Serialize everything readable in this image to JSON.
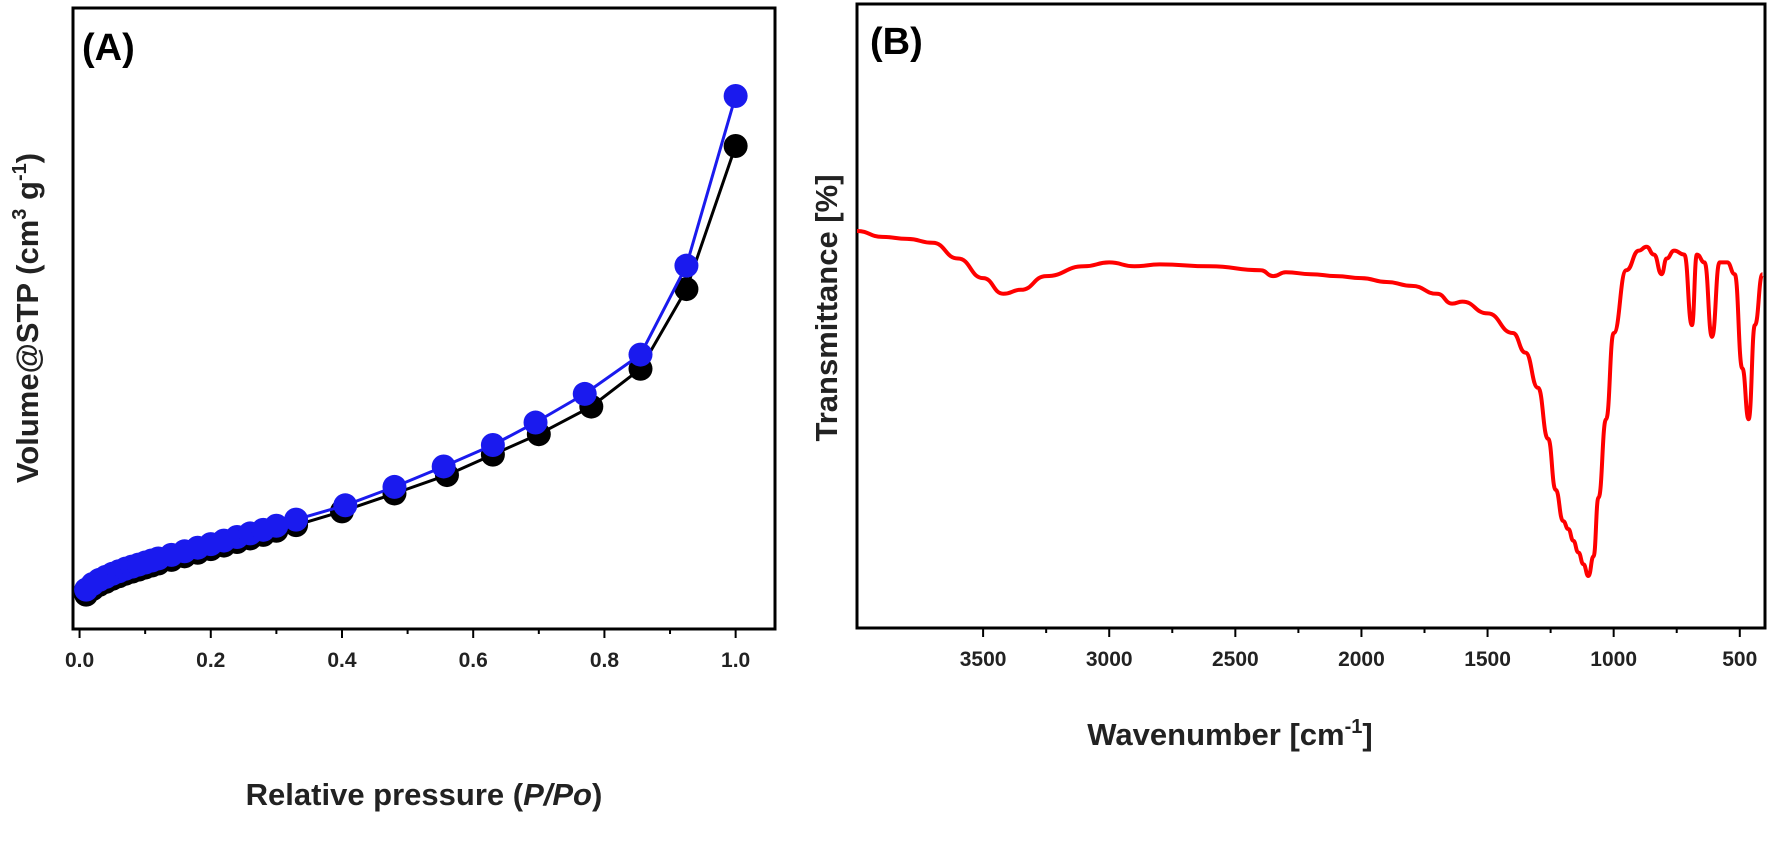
{
  "chart_data": [
    {
      "type": "line",
      "panel_label": "(A)",
      "xlabel": "Relative pressure",
      "xlabel_italic": "P/Po",
      "ylabel": "Volume@STP",
      "ylabel_unit_a": "(cm",
      "ylabel_unit_sup1": "3",
      "ylabel_unit_b": " g",
      "ylabel_unit_sup2": "-1",
      "ylabel_unit_c": ")",
      "xlim": [
        -0.01,
        1.06
      ],
      "ylim": [
        0,
        100
      ],
      "x_ticks": [
        0.0,
        0.2,
        0.4,
        0.6,
        0.8,
        1.0
      ],
      "x_tick_labels": [
        "0.0",
        "0.2",
        "0.4",
        "0.6",
        "0.8",
        "1.0"
      ],
      "y_ticks_labeled": false,
      "series": [
        {
          "color": "#000000",
          "x": [
            0.01,
            0.02,
            0.03,
            0.04,
            0.05,
            0.06,
            0.07,
            0.08,
            0.09,
            0.1,
            0.11,
            0.12,
            0.14,
            0.16,
            0.18,
            0.2,
            0.22,
            0.24,
            0.26,
            0.28,
            0.3,
            0.33,
            0.4,
            0.48,
            0.56,
            0.63,
            0.7,
            0.78,
            0.855,
            0.925,
            1.0
          ],
          "y": [
            3.2,
            4.3,
            5.1,
            5.7,
            6.3,
            6.8,
            7.3,
            7.7,
            8.1,
            8.5,
            8.9,
            9.3,
            10.0,
            10.7,
            11.4,
            12.1,
            12.8,
            13.5,
            14.2,
            14.9,
            15.7,
            16.8,
            19.5,
            23.0,
            26.6,
            30.6,
            34.6,
            40.0,
            47.4,
            63.0,
            91.0
          ]
        },
        {
          "color": "#1a1aee",
          "x": [
            0.01,
            0.02,
            0.03,
            0.04,
            0.05,
            0.06,
            0.07,
            0.08,
            0.09,
            0.1,
            0.11,
            0.12,
            0.14,
            0.16,
            0.18,
            0.2,
            0.22,
            0.24,
            0.26,
            0.28,
            0.3,
            0.33,
            0.405,
            0.48,
            0.555,
            0.63,
            0.695,
            0.77,
            0.855,
            0.925,
            1.0
          ],
          "y": [
            3.4,
            4.5,
            5.3,
            5.9,
            6.5,
            7.0,
            7.5,
            7.9,
            8.3,
            8.7,
            9.1,
            9.5,
            10.2,
            10.9,
            11.6,
            12.3,
            13.0,
            13.7,
            14.4,
            15.1,
            15.9,
            17.1,
            19.9,
            23.5,
            27.5,
            31.7,
            36.1,
            41.7,
            49.4,
            66.8,
            100.0
          ]
        }
      ]
    },
    {
      "type": "line",
      "panel_label": "(B)",
      "xlabel": "Wavenumber",
      "xlabel_unit_a": "[cm",
      "xlabel_unit_sup": "-1",
      "xlabel_unit_b": "]",
      "ylabel": "Transmittance [%]",
      "xlim": [
        4000,
        400
      ],
      "ylim": [
        0,
        100
      ],
      "x_reversed": true,
      "x_ticks": [
        3500,
        3000,
        2500,
        2000,
        1500,
        1000,
        500
      ],
      "x_tick_labels": [
        "3500",
        "3000",
        "2500",
        "2000",
        "1500",
        "1000",
        "500"
      ],
      "y_ticks_labeled": false,
      "series": [
        {
          "color": "#ff0000",
          "x": [
            4000,
            3900,
            3800,
            3700,
            3600,
            3500,
            3420,
            3350,
            3250,
            3100,
            3000,
            2900,
            2800,
            2600,
            2400,
            2350,
            2300,
            2200,
            2100,
            2000,
            1900,
            1800,
            1700,
            1640,
            1600,
            1500,
            1400,
            1350,
            1300,
            1260,
            1230,
            1200,
            1180,
            1160,
            1140,
            1120,
            1100,
            1080,
            1060,
            1030,
            1000,
            950,
            900,
            870,
            840,
            810,
            790,
            760,
            720,
            690,
            670,
            640,
            610,
            580,
            550,
            520,
            490,
            465,
            440,
            410
          ],
          "y": [
            88,
            86.5,
            86,
            85,
            81,
            76,
            72,
            73,
            76.5,
            79,
            80,
            79,
            79.5,
            79,
            78,
            76.5,
            77.5,
            77,
            76.5,
            76,
            75,
            74,
            72,
            69.5,
            70,
            67,
            62,
            57,
            48,
            35,
            22,
            14,
            12,
            9,
            6,
            3,
            0,
            5,
            20,
            40,
            62,
            78,
            83,
            84,
            82,
            77,
            81,
            83,
            82,
            64,
            82,
            80,
            61,
            80,
            80,
            77,
            53,
            40,
            64,
            77
          ]
        }
      ]
    }
  ]
}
--
Written task: From the listing above, print every entry precisely and drop the pictures.

Written response:
Serialize everything readable in this image to JSON.
{
  "chart_data": [
    {
      "type": "line",
      "panel_label": "(A)",
      "xlabel": "Relative pressure",
      "xlabel_italic": "P/Po",
      "ylabel": "Volume@STP",
      "ylabel_unit_a": "(cm",
      "ylabel_unit_sup1": "3",
      "ylabel_unit_b": " g",
      "ylabel_unit_sup2": "-1",
      "ylabel_unit_c": ")",
      "xlim": [
        -0.01,
        1.06
      ],
      "ylim": [
        0,
        100
      ],
      "x_ticks": [
        0.0,
        0.2,
        0.4,
        0.6,
        0.8,
        1.0
      ],
      "x_tick_labels": [
        "0.0",
        "0.2",
        "0.4",
        "0.6",
        "0.8",
        "1.0"
      ],
      "y_ticks_labeled": false,
      "series": [
        {
          "color": "#000000",
          "x": [
            0.01,
            0.02,
            0.03,
            0.04,
            0.05,
            0.06,
            0.07,
            0.08,
            0.09,
            0.1,
            0.11,
            0.12,
            0.14,
            0.16,
            0.18,
            0.2,
            0.22,
            0.24,
            0.26,
            0.28,
            0.3,
            0.33,
            0.4,
            0.48,
            0.56,
            0.63,
            0.7,
            0.78,
            0.855,
            0.925,
            1.0
          ],
          "y": [
            3.2,
            4.3,
            5.1,
            5.7,
            6.3,
            6.8,
            7.3,
            7.7,
            8.1,
            8.5,
            8.9,
            9.3,
            10.0,
            10.7,
            11.4,
            12.1,
            12.8,
            13.5,
            14.2,
            14.9,
            15.7,
            16.8,
            19.5,
            23.0,
            26.6,
            30.6,
            34.6,
            40.0,
            47.4,
            63.0,
            91.0
          ]
        },
        {
          "color": "#1a1aee",
          "x": [
            0.01,
            0.02,
            0.03,
            0.04,
            0.05,
            0.06,
            0.07,
            0.08,
            0.09,
            0.1,
            0.11,
            0.12,
            0.14,
            0.16,
            0.18,
            0.2,
            0.22,
            0.24,
            0.26,
            0.28,
            0.3,
            0.33,
            0.405,
            0.48,
            0.555,
            0.63,
            0.695,
            0.77,
            0.855,
            0.925,
            1.0
          ],
          "y": [
            3.4,
            4.5,
            5.3,
            5.9,
            6.5,
            7.0,
            7.5,
            7.9,
            8.3,
            8.7,
            9.1,
            9.5,
            10.2,
            10.9,
            11.6,
            12.3,
            13.0,
            13.7,
            14.4,
            15.1,
            15.9,
            17.1,
            19.9,
            23.5,
            27.5,
            31.7,
            36.1,
            41.7,
            49.4,
            66.8,
            100.0
          ]
        }
      ]
    },
    {
      "type": "line",
      "panel_label": "(B)",
      "xlabel": "Wavenumber",
      "xlabel_unit_a": "[cm",
      "xlabel_unit_sup": "-1",
      "xlabel_unit_b": "]",
      "ylabel": "Transmittance [%]",
      "xlim": [
        4000,
        400
      ],
      "ylim": [
        0,
        100
      ],
      "x_reversed": true,
      "x_ticks": [
        3500,
        3000,
        2500,
        2000,
        1500,
        1000,
        500
      ],
      "x_tick_labels": [
        "3500",
        "3000",
        "2500",
        "2000",
        "1500",
        "1000",
        "500"
      ],
      "y_ticks_labeled": false,
      "series": [
        {
          "color": "#ff0000",
          "x": [
            4000,
            3900,
            3800,
            3700,
            3600,
            3500,
            3420,
            3350,
            3250,
            3100,
            3000,
            2900,
            2800,
            2600,
            2400,
            2350,
            2300,
            2200,
            2100,
            2000,
            1900,
            1800,
            1700,
            1640,
            1600,
            1500,
            1400,
            1350,
            1300,
            1260,
            1230,
            1200,
            1180,
            1160,
            1140,
            1120,
            1100,
            1080,
            1060,
            1030,
            1000,
            950,
            900,
            870,
            840,
            810,
            790,
            760,
            720,
            690,
            670,
            640,
            610,
            580,
            550,
            520,
            490,
            465,
            440,
            410
          ],
          "y": [
            88,
            86.5,
            86,
            85,
            81,
            76,
            72,
            73,
            76.5,
            79,
            80,
            79,
            79.5,
            79,
            78,
            76.5,
            77.5,
            77,
            76.5,
            76,
            75,
            74,
            72,
            69.5,
            70,
            67,
            62,
            57,
            48,
            35,
            22,
            14,
            12,
            9,
            6,
            3,
            0,
            5,
            20,
            40,
            62,
            78,
            83,
            84,
            82,
            77,
            81,
            83,
            82,
            64,
            82,
            80,
            61,
            80,
            80,
            77,
            53,
            40,
            64,
            77
          ]
        }
      ]
    }
  ]
}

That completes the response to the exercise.